**Source data**
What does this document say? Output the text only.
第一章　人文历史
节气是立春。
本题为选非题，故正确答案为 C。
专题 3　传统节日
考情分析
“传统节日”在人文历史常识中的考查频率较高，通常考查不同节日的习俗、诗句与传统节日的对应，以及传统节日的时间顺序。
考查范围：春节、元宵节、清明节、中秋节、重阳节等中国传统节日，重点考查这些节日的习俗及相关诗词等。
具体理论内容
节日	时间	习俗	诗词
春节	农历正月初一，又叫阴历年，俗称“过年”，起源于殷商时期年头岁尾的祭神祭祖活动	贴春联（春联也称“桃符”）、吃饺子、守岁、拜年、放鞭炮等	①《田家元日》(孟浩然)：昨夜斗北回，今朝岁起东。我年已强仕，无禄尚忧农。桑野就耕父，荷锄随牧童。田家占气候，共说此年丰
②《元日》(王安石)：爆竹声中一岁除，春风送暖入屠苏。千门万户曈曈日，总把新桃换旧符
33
==
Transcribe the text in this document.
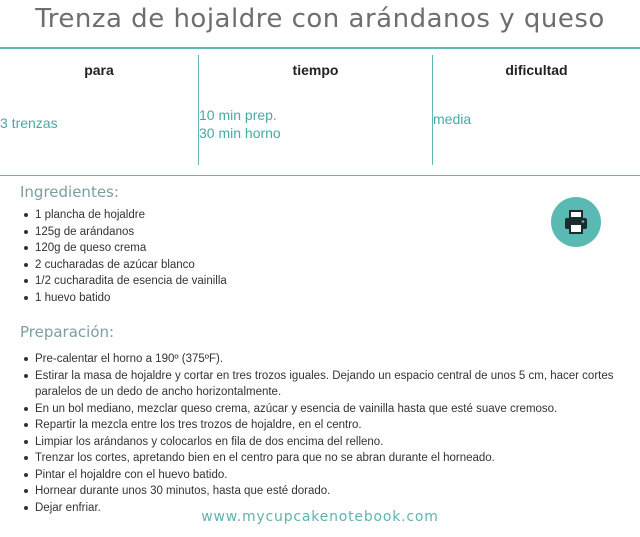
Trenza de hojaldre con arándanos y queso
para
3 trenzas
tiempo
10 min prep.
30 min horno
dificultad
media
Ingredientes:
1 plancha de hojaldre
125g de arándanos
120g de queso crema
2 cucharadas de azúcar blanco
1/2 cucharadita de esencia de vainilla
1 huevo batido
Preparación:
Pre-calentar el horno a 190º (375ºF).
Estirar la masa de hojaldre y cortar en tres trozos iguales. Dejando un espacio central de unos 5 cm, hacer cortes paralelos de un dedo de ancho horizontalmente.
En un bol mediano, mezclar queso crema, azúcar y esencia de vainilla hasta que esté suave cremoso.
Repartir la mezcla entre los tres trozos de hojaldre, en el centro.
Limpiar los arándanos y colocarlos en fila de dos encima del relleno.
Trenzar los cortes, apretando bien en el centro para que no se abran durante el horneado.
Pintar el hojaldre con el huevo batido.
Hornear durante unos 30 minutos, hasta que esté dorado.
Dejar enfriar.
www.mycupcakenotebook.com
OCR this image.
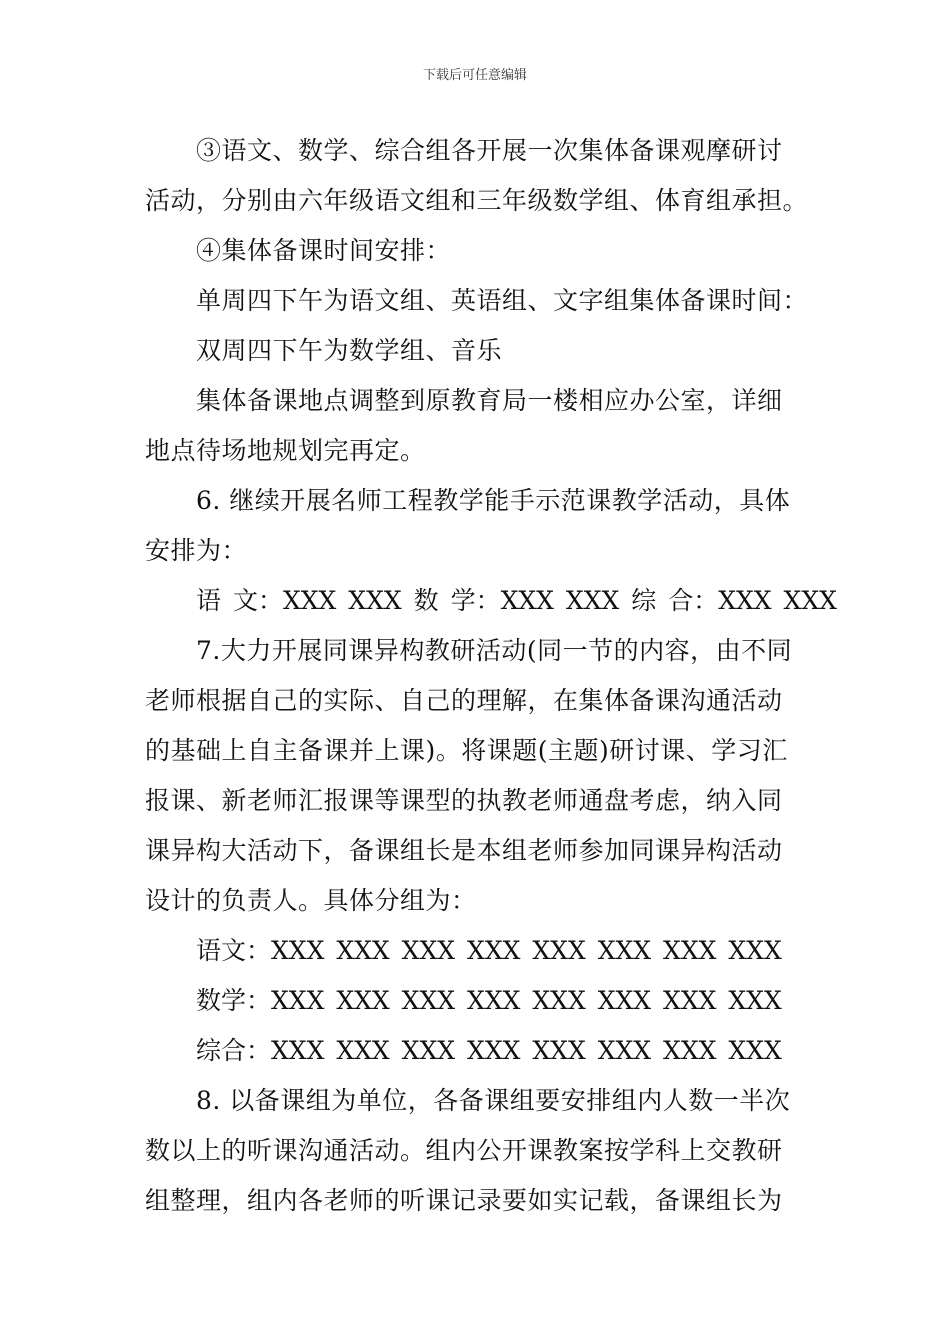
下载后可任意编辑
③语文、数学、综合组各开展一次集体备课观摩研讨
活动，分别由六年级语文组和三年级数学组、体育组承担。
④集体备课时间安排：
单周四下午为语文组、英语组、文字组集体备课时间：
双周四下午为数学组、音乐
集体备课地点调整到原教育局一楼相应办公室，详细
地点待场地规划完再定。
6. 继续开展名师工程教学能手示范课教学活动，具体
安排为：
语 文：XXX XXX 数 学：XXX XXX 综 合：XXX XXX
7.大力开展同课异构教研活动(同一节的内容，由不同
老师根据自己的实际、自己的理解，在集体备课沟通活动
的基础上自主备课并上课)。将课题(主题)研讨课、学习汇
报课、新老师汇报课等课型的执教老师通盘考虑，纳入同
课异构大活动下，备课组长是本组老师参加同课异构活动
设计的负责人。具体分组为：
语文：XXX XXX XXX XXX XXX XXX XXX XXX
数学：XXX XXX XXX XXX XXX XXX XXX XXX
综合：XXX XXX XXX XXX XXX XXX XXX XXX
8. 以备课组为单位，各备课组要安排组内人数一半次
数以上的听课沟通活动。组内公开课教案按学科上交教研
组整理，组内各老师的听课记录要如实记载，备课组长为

**The exercise**
Your task is to collect every line above that contains the word "batido".

**Response below**
1 huevo batido
Pintar el hojaldre con el huevo batido.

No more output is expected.